| Short problem |
Format the stretch of lines from the first one through the line containing "candle-body [348,127,352,132]" as a numbered list, skipping any blank lines.

"""

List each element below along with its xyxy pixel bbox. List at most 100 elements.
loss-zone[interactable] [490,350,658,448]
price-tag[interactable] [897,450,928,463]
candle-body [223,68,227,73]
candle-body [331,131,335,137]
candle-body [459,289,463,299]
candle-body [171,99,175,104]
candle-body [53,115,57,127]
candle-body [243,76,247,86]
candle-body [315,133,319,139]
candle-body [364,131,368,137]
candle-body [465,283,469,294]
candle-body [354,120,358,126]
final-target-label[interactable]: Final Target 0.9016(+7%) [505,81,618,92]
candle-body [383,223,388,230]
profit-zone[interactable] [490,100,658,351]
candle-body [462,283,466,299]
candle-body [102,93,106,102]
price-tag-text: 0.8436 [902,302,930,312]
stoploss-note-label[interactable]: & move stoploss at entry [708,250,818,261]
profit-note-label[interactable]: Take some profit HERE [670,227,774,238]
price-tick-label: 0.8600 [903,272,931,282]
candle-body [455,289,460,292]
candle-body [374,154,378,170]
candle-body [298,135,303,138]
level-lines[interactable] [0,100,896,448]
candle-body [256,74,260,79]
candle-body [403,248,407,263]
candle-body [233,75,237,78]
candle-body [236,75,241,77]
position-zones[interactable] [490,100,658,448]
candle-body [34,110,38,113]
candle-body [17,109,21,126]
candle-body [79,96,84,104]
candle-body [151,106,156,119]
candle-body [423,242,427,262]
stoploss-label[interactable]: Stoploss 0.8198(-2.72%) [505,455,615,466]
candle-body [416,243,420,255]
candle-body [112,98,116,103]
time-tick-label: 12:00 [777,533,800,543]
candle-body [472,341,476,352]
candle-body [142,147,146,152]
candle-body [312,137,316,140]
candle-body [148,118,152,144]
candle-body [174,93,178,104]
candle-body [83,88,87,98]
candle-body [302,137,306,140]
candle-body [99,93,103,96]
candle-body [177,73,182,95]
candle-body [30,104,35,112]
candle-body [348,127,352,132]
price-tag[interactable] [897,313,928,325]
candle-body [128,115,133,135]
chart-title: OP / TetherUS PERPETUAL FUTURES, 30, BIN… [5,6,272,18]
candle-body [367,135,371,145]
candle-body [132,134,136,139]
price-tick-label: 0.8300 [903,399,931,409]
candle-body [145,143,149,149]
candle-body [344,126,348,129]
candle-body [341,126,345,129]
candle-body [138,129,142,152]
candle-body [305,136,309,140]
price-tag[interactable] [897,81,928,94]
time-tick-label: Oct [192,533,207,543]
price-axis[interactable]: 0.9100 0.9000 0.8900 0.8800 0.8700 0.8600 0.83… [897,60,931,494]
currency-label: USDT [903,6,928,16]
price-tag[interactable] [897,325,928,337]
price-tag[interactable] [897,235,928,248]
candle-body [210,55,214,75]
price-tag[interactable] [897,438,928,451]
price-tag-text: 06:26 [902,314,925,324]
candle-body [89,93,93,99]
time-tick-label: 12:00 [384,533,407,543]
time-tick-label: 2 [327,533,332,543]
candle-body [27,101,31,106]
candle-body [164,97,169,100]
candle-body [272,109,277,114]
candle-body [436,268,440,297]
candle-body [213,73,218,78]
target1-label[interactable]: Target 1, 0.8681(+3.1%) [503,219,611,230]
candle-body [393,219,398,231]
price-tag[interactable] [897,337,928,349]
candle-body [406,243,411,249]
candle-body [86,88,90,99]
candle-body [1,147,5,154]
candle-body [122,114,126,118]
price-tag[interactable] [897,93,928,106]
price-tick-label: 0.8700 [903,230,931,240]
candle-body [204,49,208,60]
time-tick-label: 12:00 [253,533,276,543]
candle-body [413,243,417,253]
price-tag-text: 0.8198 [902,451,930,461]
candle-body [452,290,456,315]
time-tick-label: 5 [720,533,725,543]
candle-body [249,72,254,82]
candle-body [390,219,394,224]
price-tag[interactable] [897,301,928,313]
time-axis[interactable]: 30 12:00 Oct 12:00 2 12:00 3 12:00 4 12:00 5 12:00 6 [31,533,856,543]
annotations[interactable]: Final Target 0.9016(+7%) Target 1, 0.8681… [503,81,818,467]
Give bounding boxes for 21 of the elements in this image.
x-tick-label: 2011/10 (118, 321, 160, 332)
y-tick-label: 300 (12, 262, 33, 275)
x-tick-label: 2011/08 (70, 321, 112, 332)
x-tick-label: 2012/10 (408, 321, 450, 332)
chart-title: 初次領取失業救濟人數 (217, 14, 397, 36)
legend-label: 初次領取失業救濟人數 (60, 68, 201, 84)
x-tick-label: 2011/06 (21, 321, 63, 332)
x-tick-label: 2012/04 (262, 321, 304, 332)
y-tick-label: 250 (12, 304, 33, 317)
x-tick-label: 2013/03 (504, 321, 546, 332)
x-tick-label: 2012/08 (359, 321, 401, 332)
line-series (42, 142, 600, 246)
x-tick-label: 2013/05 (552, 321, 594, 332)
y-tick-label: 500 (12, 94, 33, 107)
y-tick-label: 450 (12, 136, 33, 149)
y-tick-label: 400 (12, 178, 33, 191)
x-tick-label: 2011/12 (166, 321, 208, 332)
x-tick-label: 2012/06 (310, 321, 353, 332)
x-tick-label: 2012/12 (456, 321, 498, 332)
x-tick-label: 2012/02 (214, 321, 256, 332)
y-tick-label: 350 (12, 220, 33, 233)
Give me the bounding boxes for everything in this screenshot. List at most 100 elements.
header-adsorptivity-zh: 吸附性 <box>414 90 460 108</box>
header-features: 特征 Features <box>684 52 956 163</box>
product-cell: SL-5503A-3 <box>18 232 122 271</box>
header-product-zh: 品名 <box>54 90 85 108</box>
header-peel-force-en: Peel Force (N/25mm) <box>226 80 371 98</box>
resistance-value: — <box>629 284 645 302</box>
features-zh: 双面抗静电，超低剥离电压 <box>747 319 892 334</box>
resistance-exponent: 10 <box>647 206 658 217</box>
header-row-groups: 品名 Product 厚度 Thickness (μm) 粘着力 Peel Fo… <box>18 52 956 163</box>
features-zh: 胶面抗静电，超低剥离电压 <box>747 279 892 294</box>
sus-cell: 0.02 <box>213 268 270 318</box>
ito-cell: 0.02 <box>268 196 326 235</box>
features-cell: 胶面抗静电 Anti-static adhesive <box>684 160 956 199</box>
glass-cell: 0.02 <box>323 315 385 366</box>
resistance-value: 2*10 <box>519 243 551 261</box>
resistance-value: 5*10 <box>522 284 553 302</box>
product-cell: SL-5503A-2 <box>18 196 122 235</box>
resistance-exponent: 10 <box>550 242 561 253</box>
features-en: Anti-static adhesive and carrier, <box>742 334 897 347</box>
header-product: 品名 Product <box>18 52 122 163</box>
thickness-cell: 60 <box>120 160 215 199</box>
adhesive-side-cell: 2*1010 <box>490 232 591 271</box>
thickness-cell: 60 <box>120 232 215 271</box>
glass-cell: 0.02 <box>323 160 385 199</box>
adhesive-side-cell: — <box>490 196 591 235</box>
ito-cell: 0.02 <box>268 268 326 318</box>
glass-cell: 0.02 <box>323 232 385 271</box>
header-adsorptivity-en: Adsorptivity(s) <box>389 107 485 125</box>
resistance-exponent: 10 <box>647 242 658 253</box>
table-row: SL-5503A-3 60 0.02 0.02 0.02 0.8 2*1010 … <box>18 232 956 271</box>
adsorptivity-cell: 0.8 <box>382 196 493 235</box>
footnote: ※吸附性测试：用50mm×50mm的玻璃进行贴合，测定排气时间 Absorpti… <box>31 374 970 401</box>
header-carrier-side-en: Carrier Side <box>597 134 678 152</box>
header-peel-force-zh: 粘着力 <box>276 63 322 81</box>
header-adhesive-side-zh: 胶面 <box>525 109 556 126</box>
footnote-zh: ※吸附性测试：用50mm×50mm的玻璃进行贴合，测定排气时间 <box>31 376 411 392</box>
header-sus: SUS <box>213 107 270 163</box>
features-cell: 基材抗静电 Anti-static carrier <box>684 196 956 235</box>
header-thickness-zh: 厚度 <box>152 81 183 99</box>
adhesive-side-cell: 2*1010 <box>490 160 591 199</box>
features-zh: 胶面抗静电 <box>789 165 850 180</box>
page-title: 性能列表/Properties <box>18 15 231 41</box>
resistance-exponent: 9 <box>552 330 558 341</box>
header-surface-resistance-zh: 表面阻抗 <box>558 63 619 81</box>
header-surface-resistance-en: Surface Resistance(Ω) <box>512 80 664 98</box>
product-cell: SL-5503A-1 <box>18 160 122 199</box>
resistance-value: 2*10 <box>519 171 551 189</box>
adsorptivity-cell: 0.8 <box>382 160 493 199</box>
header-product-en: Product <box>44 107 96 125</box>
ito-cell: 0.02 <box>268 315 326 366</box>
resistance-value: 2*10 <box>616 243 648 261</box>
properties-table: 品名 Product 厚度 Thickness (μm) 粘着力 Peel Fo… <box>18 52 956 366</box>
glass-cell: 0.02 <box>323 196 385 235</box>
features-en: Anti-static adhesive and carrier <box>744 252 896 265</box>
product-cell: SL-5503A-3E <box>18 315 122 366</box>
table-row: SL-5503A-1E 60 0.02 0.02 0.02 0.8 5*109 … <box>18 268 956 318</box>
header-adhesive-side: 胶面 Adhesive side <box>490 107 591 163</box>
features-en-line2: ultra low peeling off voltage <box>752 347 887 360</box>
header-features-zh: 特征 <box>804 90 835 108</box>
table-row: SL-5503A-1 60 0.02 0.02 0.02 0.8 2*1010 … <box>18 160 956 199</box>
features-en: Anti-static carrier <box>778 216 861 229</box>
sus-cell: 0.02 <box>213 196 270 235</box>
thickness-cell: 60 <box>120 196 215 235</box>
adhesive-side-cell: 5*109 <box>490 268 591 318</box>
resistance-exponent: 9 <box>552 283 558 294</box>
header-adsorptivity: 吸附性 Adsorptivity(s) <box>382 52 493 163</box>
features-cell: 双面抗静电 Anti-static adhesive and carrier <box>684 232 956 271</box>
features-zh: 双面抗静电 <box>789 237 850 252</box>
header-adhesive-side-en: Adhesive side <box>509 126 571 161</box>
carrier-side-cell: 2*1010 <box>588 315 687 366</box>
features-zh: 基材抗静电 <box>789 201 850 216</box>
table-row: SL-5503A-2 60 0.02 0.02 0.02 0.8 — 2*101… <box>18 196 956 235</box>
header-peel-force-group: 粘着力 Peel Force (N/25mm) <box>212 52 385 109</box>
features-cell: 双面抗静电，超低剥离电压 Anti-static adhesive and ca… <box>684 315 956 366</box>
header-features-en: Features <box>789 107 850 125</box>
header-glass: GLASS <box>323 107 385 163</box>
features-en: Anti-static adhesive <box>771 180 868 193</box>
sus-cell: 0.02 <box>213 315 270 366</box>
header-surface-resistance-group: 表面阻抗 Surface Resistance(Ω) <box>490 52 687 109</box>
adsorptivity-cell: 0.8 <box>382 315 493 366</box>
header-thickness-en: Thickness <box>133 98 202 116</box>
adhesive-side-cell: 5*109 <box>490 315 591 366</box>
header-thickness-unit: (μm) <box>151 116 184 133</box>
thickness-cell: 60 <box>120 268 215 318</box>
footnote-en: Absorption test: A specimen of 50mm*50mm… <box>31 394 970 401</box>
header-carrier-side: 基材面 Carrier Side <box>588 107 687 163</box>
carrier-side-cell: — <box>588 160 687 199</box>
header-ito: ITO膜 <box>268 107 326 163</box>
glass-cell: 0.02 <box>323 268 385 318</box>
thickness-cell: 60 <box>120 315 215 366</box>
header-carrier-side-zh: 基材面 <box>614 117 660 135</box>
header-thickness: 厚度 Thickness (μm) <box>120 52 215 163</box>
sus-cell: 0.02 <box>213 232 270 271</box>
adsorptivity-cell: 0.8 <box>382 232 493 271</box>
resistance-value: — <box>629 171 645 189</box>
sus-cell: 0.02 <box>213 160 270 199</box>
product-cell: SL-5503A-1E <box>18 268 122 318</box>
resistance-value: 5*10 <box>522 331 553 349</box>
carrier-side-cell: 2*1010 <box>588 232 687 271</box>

"""

| Expected answer |
1. List each element below along with its xyxy pixel bbox. List at most 100 elements.
2. loss-zone[interactable] [490,350,658,448]
3. price-tag[interactable] [897,450,928,463]
4. candle-body [223,68,227,73]
5. candle-body [331,131,335,137]
6. candle-body [459,289,463,299]
7. candle-body [171,99,175,104]
8. candle-body [53,115,57,127]
9. candle-body [243,76,247,86]
10. candle-body [315,133,319,139]
11. candle-body [364,131,368,137]
12. candle-body [465,283,469,294]
13. candle-body [354,120,358,126]
14. final-target-label[interactable]: Final Target 0.9016(+7%) [505,81,618,92]
15. candle-body [383,223,388,230]
16. profit-zone[interactable] [490,100,658,351]
17. candle-body [462,283,466,299]
18. candle-body [102,93,106,102]
19. price-tag-text: 0.8436 [902,302,930,312]
20. stoploss-note-label[interactable]: & move stoploss at entry [708,250,818,261]
21. profit-note-label[interactable]: Take some profit HERE [670,227,774,238]
22. price-tick-label: 0.8600 [903,272,931,282]
23. candle-body [455,289,460,292]
24. candle-body [374,154,378,170]
25. candle-body [298,135,303,138]
26. level-lines[interactable] [0,100,896,448]
27. candle-body [256,74,260,79]
28. candle-body [403,248,407,263]
29. candle-body [233,75,237,78]
30. candle-body [236,75,241,77]
31. position-zones[interactable] [490,100,658,448]
32. candle-body [34,110,38,113]
33. candle-body [17,109,21,126]
34. candle-body [79,96,84,104]
35. candle-body [151,106,156,119]
36. candle-body [423,242,427,262]
37. stoploss-label[interactable]: Stoploss 0.8198(-2.72%) [505,455,615,466]
38. candle-body [416,243,420,255]
39. candle-body [112,98,116,103]
40. time-tick-label: 12:00 [777,533,800,543]
41. candle-body [472,341,476,352]
42. candle-body [142,147,146,152]
43. candle-body [312,137,316,140]
44. candle-body [148,118,152,144]
45. candle-body [174,93,178,104]
46. candle-body [83,88,87,98]
47. candle-body [302,137,306,140]
48. candle-body [99,93,103,96]
49. candle-body [177,73,182,95]
50. candle-body [30,104,35,112]
51. candle-body [348,127,352,132]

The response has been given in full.